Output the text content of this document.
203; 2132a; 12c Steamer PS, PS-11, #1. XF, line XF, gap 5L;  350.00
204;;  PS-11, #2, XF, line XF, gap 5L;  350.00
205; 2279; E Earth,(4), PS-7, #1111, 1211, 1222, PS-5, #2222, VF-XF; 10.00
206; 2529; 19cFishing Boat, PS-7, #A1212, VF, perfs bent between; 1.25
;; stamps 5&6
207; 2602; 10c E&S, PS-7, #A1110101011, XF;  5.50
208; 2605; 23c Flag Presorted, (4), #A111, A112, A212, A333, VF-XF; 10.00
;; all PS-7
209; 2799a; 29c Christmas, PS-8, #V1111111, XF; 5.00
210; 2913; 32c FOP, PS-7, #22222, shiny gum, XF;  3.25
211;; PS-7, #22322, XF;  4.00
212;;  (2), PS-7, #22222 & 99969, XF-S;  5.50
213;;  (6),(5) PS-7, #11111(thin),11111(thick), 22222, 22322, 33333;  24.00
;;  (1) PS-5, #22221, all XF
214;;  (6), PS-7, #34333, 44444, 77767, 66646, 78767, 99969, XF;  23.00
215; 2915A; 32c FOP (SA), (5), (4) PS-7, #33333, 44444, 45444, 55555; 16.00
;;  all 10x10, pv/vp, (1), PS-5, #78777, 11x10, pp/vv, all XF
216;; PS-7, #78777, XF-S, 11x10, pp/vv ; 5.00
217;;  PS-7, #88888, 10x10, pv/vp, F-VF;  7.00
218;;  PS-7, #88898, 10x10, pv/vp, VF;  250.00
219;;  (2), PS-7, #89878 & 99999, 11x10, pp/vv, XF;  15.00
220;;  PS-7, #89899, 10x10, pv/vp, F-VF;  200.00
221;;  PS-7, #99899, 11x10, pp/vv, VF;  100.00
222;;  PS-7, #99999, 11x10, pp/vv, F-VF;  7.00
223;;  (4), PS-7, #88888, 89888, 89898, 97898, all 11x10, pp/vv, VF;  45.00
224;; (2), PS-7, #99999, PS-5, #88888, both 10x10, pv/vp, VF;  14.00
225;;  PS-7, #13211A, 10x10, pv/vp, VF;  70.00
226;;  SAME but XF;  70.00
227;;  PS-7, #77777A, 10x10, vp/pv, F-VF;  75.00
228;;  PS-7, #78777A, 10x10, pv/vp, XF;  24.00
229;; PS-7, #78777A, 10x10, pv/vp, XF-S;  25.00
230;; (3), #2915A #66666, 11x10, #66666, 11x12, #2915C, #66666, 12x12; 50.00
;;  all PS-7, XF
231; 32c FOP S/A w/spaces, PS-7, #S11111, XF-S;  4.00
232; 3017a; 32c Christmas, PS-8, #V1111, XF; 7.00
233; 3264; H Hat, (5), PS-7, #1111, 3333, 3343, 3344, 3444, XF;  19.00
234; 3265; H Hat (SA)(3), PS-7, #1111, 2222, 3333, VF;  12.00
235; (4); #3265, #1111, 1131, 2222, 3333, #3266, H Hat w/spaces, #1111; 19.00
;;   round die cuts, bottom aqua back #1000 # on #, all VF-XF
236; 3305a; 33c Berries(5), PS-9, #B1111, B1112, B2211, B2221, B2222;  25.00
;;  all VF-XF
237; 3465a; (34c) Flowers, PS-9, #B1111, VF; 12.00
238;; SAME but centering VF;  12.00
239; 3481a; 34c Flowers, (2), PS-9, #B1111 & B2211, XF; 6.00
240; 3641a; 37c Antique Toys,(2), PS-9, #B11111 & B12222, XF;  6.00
--*--
▶ INSTRUCTION:
Repeat all the entries exactly as given.

▶ CORRECT ANSWER:
Output the text content of this document.
203; 2132a; 12c Steamer PS, PS-11, #1. XF, line XF, gap 5L;  350.00
204;;  PS-11, #2, XF, line XF, gap 5L;  350.00
205; 2279; E Earth,(4), PS-7, #1111, 1211, 1222, PS-5, #2222, VF-XF; 10.00
206; 2529; 19cFishing Boat, PS-7, #A1212, VF, perfs bent between; 1.25
;; stamps 5&6
207; 2602; 10c E&S, PS-7, #A1110101011, XF;  5.50
208; 2605; 23c Flag Presorted, (4), #A111, A112, A212, A333, VF-XF; 10.00
;; all PS-7
209; 2799a; 29c Christmas, PS-8, #V1111111, XF; 5.00
210; 2913; 32c FOP, PS-7, #22222, shiny gum, XF;  3.25
211;; PS-7, #22322, XF;  4.00
212;;  (2), PS-7, #22222 & 99969, XF-S;  5.50
213;;  (6),(5) PS-7, #11111(thin),11111(thick), 22222, 22322, 33333;  24.00
;;  (1) PS-5, #22221, all XF
214;;  (6), PS-7, #34333, 44444, 77767, 66646, 78767, 99969, XF;  23.00
215; 2915A; 32c FOP (SA), (5), (4) PS-7, #33333, 44444, 45444, 55555; 16.00
;;  all 10x10, pv/vp, (1), PS-5, #78777, 11x10, pp/vv, all XF
216;; PS-7, #78777, XF-S, 11x10, pp/vv ; 5.00
217;;  PS-7, #88888, 10x10, pv/vp, F-VF;  7.00
218;;  PS-7, #88898, 10x10, pv/vp, VF;  250.00
219;;  (2), PS-7, #89878 & 99999, 11x10, pp/vv, XF;  15.00
220;;  PS-7, #89899, 10x10, pv/vp, F-VF;  200.00
221;;  PS-7, #99899, 11x10, pp/vv, VF;  100.00
222;;  PS-7, #99999, 11x10, pp/vv, F-VF;  7.00
223;;  (4), PS-7, #88888, 89888, 89898, 97898, all 11x10, pp/vv, VF;  45.00
224;; (2), PS-7, #99999, PS-5, #88888, both 10x10, pv/vp, VF;  14.00
225;;  PS-7, #13211A, 10x10, pv/vp, VF;  70.00
226;;  SAME but XF;  70.00
227;;  PS-7, #77777A, 10x10, vp/pv, F-VF;  75.00
228;;  PS-7, #78777A, 10x10, pv/vp, XF;  24.00
229;; PS-7, #78777A, 10x10, pv/vp, XF-S;  25.00
230;; (3), #2915A #66666, 11x10, #66666, 11x12, #2915C, #66666, 12x12; 50.00
;;  all PS-7, XF
231; 32c FOP S/A w/spaces, PS-7, #S11111, XF-S;  4.00
232; 3017a; 32c Christmas, PS-8, #V1111, XF; 7.00
233; 3264; H Hat, (5), PS-7, #1111, 3333, 3343, 3344, 3444, XF;  19.00
234; 3265; H Hat (SA)(3), PS-7, #1111, 2222, 3333, VF;  12.00
235; (4); #3265, #1111, 1131, 2222, 3333, #3266, H Hat w/spaces, #1111; 19.00
;;   round die cuts, bottom aqua back #1000 # on #, all VF-XF
236; 3305a; 33c Berries(5), PS-9, #B1111, B1112, B2211, B2221, B2222;  25.00
;;  all VF-XF
237; 3465a; (34c) Flowers, PS-9, #B1111, VF; 12.00
238;; SAME but centering VF;  12.00
239; 3481a; 34c Flowers, (2), PS-9, #B1111 & B2211, XF; 6.00
240; 3641a; 37c Antique Toys,(2), PS-9, #B11111 & B12222, XF;  6.00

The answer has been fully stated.